* [TASKS FOR THIS EXERCISE]
[a] According to the experimental results text, which BEVDepth module conflicts with SFM and was removed?
[b] Please extract the experimental results text from "CDA Augmentation Ablation: Focal" to "spatial prior representations.".

* [QUOTED TEXT]
──────────
Key Experimental Results¶
Main Results: Cross-Dataset Generalization based on BEVDepth¶
| Setting | Method | mAP↑ | mATE↓ | mAOE↓ | NDS*↑ |
|---|---|---|---|---|---|
| NuScenes→Waymo | Direct Transfer | 0.040 | 1.303 | 0.790 | 0.178 |
| NuScenes→Waymo | UDGA-BEV (Prev. SOTA) | 0.349 | 0.754 | 0.250 | 0.459 |
| NuScenes→Waymo | CoIn3D (Ours) | 0.381 | 0.687 | 0.155 | 0.513 |
| NuScenes→Lyft | Direct Transfer | 0.112 | 0.997 | 0.389 | 0.296 |
| NuScenes→Lyft | UDGA-BEV | 0.324 | 0.709 | 0.180 | 0.487 |
| NuScenes→Lyft | CoIn3D (Ours) | 0.375 | 0.660 | 0.101 | 0.534 |
| Waymo→NuScenes | CoIn3D (Ours) | 0.349 | 0.727 | 0.179 | 0.481 |
| Lyft→NuScenes | CoIn3D (Ours) | 0.303 | 0.647 | 0.377 | 0.452 |
SOTA is achieved in all settings, with NDS* gains of +0.054 / +0.047 / +0.004 / +0.031 compared to UDGA-BEV.
Cross-Paradigm Generalization: BEVFormer and PETR¶
| Setting | Method | mAP↑ | NDS*↑ |
|---|---|---|---|
| N→L (BEVFormer) | Direct Transfer | 0.149 | 0.115 |
| N→L (BEVFormer) | CoIn3D | 0.237 | 0.377 |
| N→L (PETR) | Direct Transfer | 0.013 | 0.046 |
| N→L (PETR) | CoIn3D | 0.332 | 0.456 |
CoIn3D is the first cross-configuration generalization framework uniformly applicable to the three major MC3D paradigms.
Ablation Study¶
Module Ablation (NuScenes→Waymo):
| CDA | SFM | NDS*↑ |
|---|---|---|
| ✗ | ✗ | 0.178 |
| ✗ | ✓ | 0.358 |
| ✓ | ✗ | 0.224 |
| ✓ | ✓ | 0.513 |
- SFM is effective on its own (+0.180), while CDA provides limited gains alone (+0.046); the combining of both yields strong synergy.
- The original Camera-Aware SE module in BEVDepth conflicts with SFM; removing it yielded better results (0.513 vs 0.504).
SFM Spatial Prior Ablation: The Inverse Focal Map contributes the most (+0.238), with Ground Depth/Gradient/Plücker cumulatively adding +0.036 / +0.008 / +0.007.
CDA Augmentation Ablation: Focal augmentation adds +0.060, and New View Synthesis (NVS) adds an additional +0.095, indicating that NVS provides far better diversity for configurations than simple focal scaling.
Highlights¶
- Comprehensive Analysis of Configuration Differences: Systematically decomposes the cross-configuration generalization problem into intrinsics (focal/FoV), extrinsics (mounting pose), and array layout, proposing four targeted spatial prior representations.
──────────
* [STORED DATA]
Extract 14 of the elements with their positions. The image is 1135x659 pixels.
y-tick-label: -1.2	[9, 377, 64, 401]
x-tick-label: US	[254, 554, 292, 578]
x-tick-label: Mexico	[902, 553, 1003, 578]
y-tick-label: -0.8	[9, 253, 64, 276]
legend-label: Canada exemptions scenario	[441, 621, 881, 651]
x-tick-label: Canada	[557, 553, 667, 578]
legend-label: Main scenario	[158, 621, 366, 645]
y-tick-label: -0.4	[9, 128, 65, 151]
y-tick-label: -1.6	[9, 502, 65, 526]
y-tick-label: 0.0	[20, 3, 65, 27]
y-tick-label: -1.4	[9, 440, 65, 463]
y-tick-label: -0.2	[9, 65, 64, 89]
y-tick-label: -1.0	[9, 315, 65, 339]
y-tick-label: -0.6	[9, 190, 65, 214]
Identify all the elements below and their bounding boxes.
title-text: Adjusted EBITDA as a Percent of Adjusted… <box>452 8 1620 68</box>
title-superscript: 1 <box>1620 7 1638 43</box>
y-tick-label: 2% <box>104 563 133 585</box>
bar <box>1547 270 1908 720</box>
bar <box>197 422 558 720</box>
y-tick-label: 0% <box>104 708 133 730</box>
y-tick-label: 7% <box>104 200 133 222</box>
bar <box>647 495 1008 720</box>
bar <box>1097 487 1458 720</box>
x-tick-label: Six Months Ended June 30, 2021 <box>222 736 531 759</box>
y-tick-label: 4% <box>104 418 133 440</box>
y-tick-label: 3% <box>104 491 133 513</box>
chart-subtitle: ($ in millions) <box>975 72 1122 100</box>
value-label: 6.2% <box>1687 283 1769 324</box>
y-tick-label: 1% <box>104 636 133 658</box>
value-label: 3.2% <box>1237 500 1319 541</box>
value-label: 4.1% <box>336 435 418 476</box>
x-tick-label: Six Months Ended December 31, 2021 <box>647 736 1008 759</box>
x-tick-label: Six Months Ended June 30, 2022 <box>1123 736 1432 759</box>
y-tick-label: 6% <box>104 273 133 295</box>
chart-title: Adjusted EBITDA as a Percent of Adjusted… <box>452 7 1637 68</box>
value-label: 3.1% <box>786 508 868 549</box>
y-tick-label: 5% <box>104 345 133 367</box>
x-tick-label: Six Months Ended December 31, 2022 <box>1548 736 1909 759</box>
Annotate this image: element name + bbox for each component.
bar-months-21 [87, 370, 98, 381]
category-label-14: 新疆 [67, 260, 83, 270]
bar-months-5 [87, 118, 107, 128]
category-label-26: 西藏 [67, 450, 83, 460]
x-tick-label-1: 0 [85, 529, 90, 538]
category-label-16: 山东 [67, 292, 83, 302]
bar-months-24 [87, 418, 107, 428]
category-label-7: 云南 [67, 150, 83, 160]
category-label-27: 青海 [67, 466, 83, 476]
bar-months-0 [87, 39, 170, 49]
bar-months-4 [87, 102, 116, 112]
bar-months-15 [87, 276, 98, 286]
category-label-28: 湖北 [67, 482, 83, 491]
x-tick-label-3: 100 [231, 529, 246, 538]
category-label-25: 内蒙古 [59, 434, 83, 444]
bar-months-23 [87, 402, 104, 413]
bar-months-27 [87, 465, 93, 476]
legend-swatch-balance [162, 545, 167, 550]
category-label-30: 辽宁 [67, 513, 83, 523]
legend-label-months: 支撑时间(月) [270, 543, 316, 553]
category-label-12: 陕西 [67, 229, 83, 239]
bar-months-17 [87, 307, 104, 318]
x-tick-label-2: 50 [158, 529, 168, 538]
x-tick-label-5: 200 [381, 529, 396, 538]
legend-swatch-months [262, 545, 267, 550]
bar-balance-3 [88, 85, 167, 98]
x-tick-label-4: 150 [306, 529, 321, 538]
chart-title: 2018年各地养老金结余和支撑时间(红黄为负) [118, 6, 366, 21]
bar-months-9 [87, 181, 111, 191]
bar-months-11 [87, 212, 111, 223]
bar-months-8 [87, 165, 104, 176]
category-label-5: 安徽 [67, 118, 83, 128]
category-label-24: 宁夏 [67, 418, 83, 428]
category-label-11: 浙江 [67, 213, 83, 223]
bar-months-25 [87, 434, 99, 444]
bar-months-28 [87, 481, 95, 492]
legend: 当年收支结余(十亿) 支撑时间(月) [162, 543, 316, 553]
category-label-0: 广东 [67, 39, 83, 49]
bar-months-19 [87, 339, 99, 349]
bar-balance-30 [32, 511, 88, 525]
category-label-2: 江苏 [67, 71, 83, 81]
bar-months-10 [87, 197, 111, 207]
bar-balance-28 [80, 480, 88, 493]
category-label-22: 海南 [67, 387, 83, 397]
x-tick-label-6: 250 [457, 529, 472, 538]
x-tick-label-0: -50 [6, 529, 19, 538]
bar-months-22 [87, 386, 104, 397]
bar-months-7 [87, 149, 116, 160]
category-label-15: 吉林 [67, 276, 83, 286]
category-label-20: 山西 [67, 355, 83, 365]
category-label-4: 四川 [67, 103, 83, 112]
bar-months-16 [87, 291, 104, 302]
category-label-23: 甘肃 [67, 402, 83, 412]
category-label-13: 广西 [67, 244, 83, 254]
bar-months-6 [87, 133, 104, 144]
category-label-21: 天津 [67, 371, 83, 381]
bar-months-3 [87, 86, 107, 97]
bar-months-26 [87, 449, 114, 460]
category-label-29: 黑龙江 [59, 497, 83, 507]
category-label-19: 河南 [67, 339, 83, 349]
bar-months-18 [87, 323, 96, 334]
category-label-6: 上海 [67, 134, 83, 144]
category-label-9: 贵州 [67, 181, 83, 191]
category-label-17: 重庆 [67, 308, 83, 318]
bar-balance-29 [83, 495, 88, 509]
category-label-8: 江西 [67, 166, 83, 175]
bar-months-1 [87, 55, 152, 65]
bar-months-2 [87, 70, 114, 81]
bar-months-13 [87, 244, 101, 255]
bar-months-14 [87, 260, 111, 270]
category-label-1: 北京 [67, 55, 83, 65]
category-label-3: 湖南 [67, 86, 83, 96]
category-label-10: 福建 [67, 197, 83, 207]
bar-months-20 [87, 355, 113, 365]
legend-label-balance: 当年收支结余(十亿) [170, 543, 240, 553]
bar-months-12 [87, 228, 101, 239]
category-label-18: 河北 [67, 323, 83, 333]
──────────
* [ANSWERS FOR THE EXERCISE]
[a] The original Camera-Aware SE module.

[b]
CDA Augmentation Ablation: Focal augmentation adds +0.060, and New View Synthesis (NVS) adds an additional +0.095, indicating that NVS provides far better diversity for configurations than simple focal scaling.
Highlights¶
- Comprehensive Analysis of Configuration Differences: Systematically decomposes the cross-configuration generalization problem into intrinsics (focal/FoV), extrinsics (mounting pose), and array layout, proposing four targeted spatial prior representations.